Using the data below, copy each line that includes the word "بالعبادات".

■ DATA FOR PROCESSING

= = = = =

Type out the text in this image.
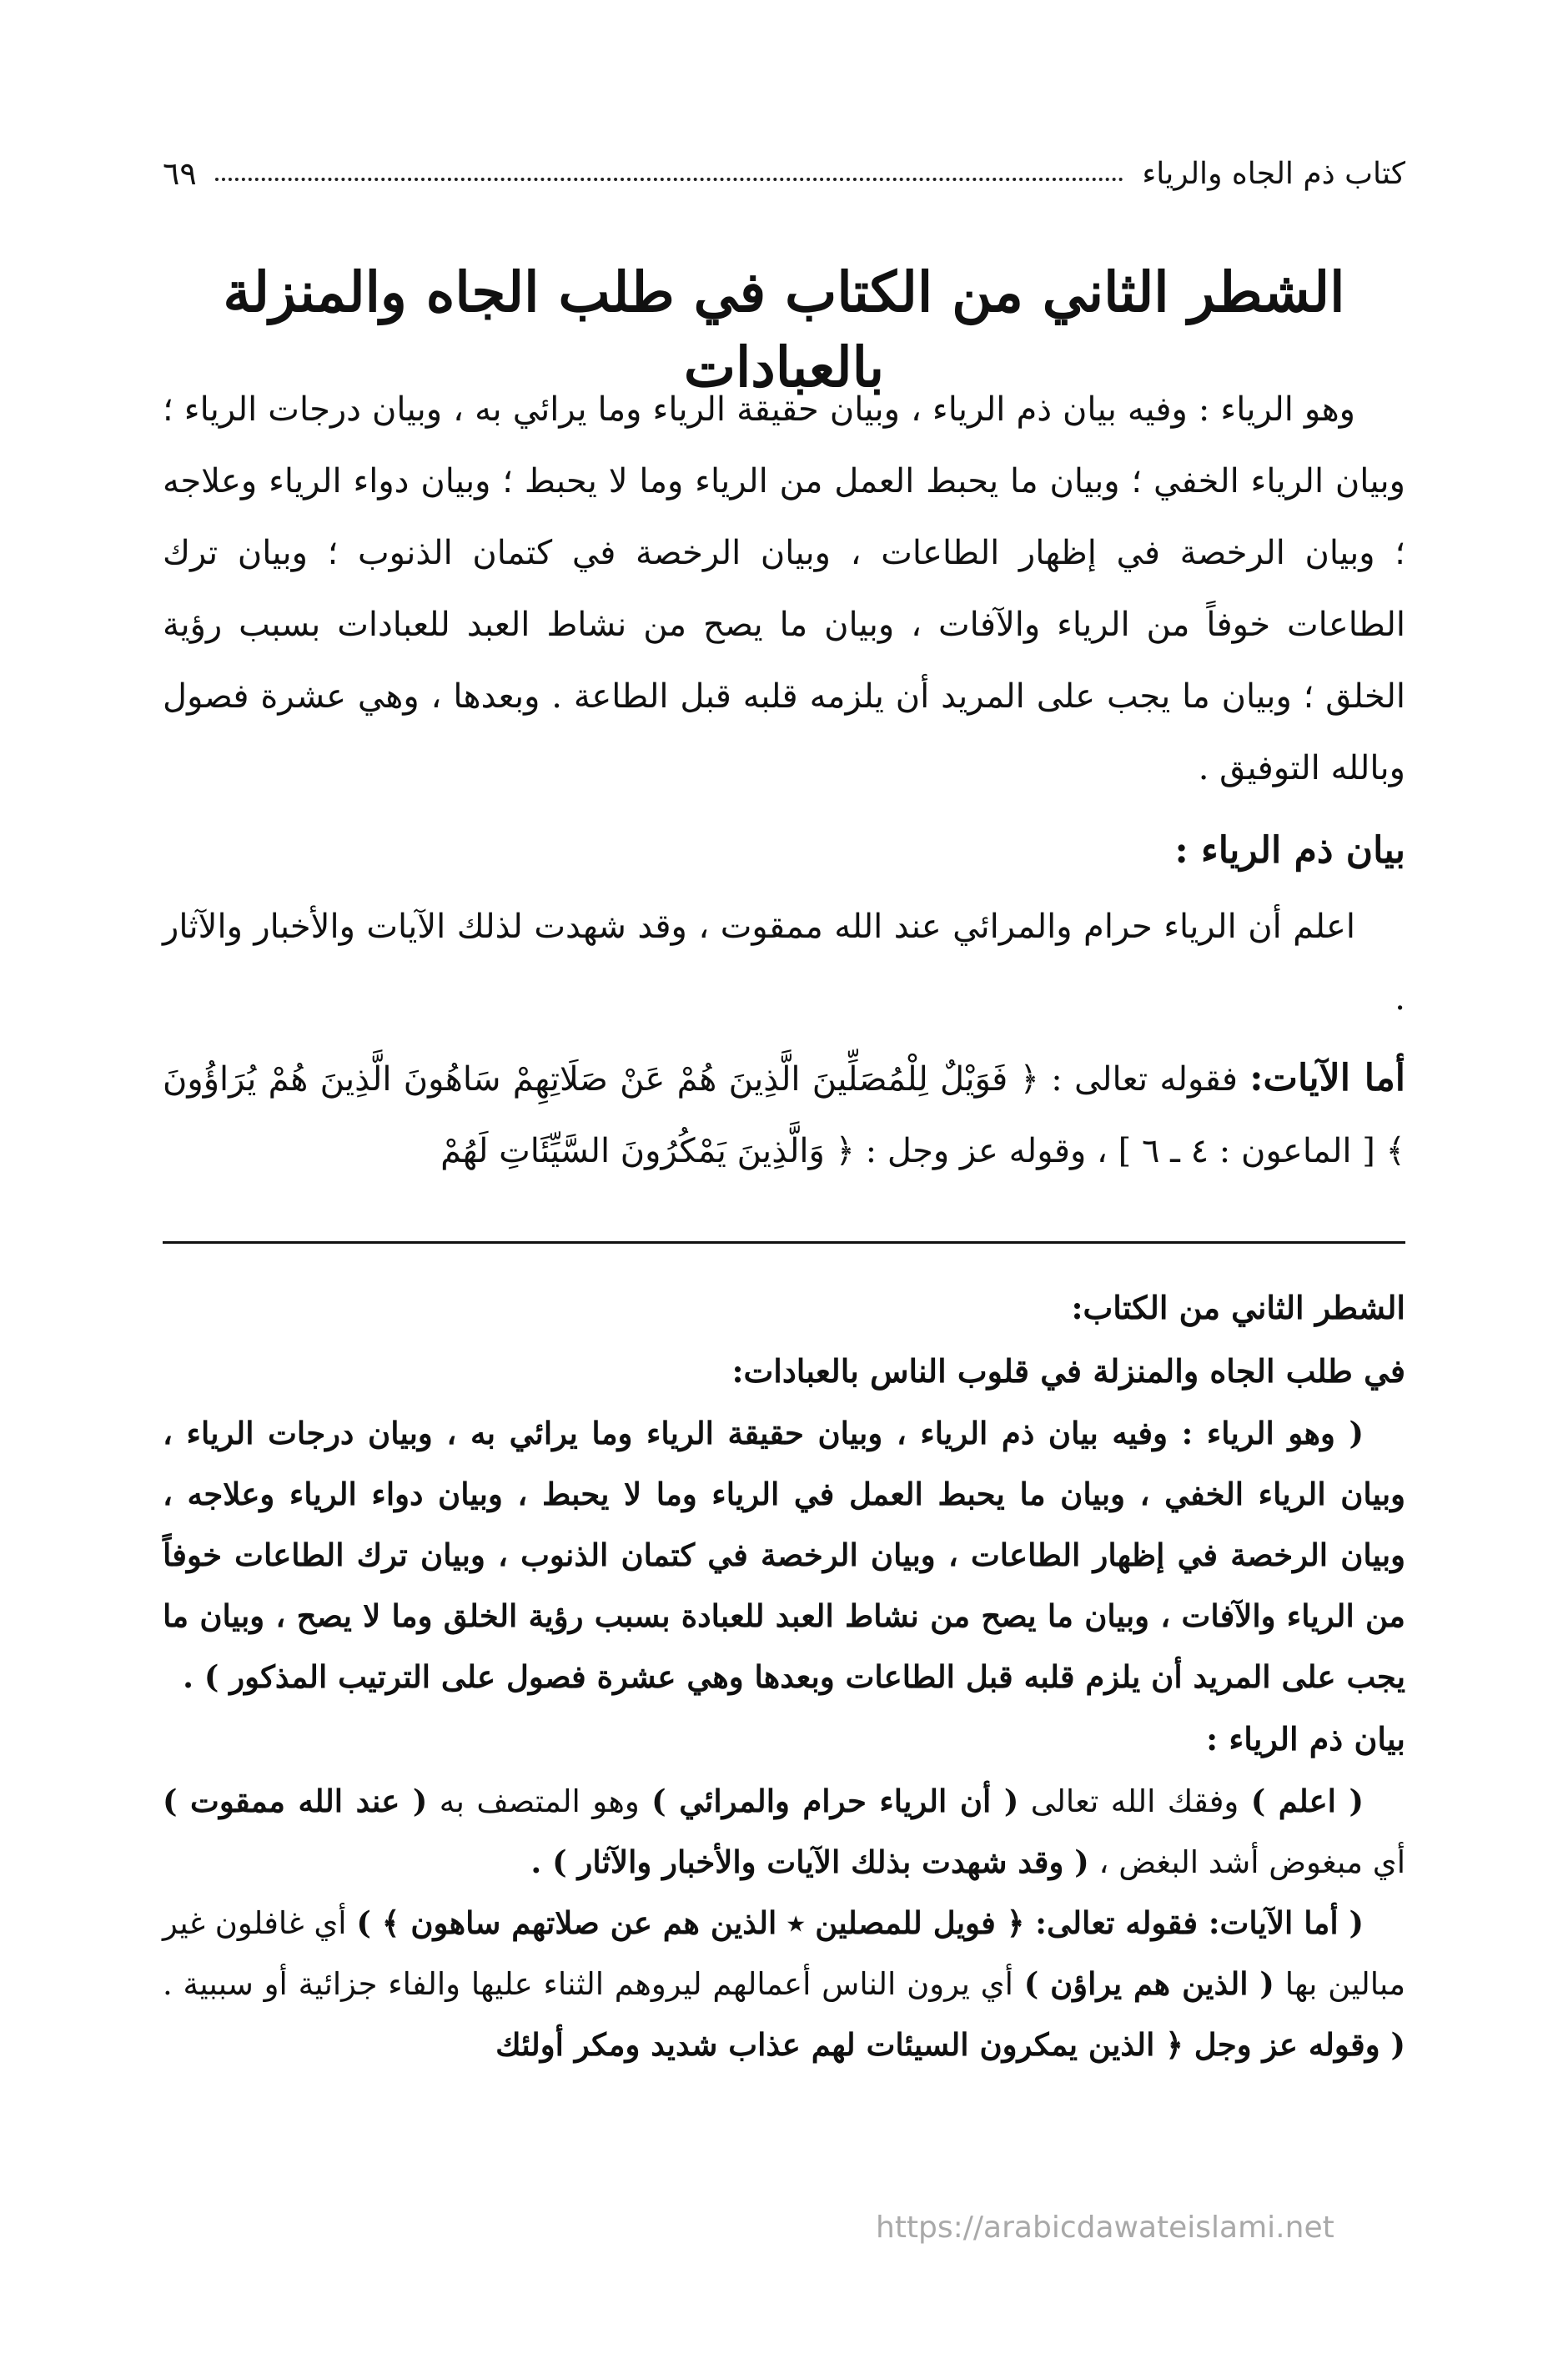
كتاب ذم الجاه والرياء
٦٩
الشطر الثاني من الكتاب في طلب الجاه والمنزلة بالعبادات

وهو الرياء : وفيه بيان ذم الرياء ، وبيان حقيقة الرياء وما يرائي به ، وبيان درجات الرياء ؛ وبيان الرياء الخفي ؛ وبيان ما يحبط العمل من الرياء وما لا يحبط ؛ وبيان دواء الرياء وعلاجه ؛ وبيان الرخصة في إظهار الطاعات ، وبيان الرخصة في كتمان الذنوب ؛ وبيان ترك الطاعات خوفاً من الرياء والآفات ، وبيان ما يصح من نشاط العبد للعبادات بسبب رؤية الخلق ؛ وبيان ما يجب على المريد أن يلزمه قلبه قبل الطاعة . وبعدها ، وهي عشرة فصول وبالله التوفيق .

بيان ذم الرياء :

اعلم أن الرياء حرام والمرائي عند الله ممقوت ، وقد شهدت لذلك الآيات والأخبار والآثار .

أما الآيات: فقوله تعالى : ﴿ فَوَيْلٌ لِلْمُصَلِّينَ الَّذِينَ هُمْ عَنْ صَلَاتِهِمْ سَاهُونَ الَّذِينَ هُمْ يُرَاؤُونَ ﴾ [ الماعون : ٤ ـ ٦ ] ، وقوله عز وجل : ﴿ وَالَّذِينَ يَمْكُرُونَ السَّيِّئَاتِ لَهُمْ

الشطر الثاني من الكتاب:

في طلب الجاه والمنزلة في قلوب الناس بالعبادات:

( وهو الرياء : وفيه بيان ذم الرياء ، وبيان حقيقة الرياء وما يرائي به ، وبيان درجات الرياء ، وبيان الرياء الخفي ، وبيان ما يحبط العمل في الرياء وما لا يحبط ، وبيان دواء الرياء وعلاجه ، وبيان الرخصة في إظهار الطاعات ، وبيان الرخصة في كتمان الذنوب ، وبيان ترك الطاعات خوفاً من الرياء والآفات ، وبيان ما يصح من نشاط العبد للعبادة بسبب رؤية الخلق وما لا يصح ، وبيان ما يجب على المريد أن يلزم قلبه قبل الطاعات وبعدها وهي عشرة فصول على الترتيب المذكور ) .

بيان ذم الرياء :

( اعلم ) وفقك الله تعالى ( أن الرياء حرام والمرائي ) وهو المتصف به ( عند الله ممقوت ) أي مبغوض أشد البغض ، ( وقد شهدت بذلك الآيات والأخبار والآثار ) .

( أما الآيات: فقوله تعالى: ﴿ فويل للمصلين ٭ الذين هم عن صلاتهم ساهون ﴾ ) أي غافلون غير مبالين بها ( الذين هم يراؤن ) أي يرون الناس أعمالهم ليروهم الثناء عليها والفاء جزائية أو سببية . ( وقوله عز وجل ﴿ الذين يمكرون السيئات لهم عذاب شديد ومكر أولئك

https://arabicdawateislami.net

= = = = =

■ PROBLEM SOLUTION
الشطر الثاني من الكتاب في طلب الجاه والمنزلة بالعبادات
في طلب الجاه والمنزلة في قلوب الناس بالعبادات:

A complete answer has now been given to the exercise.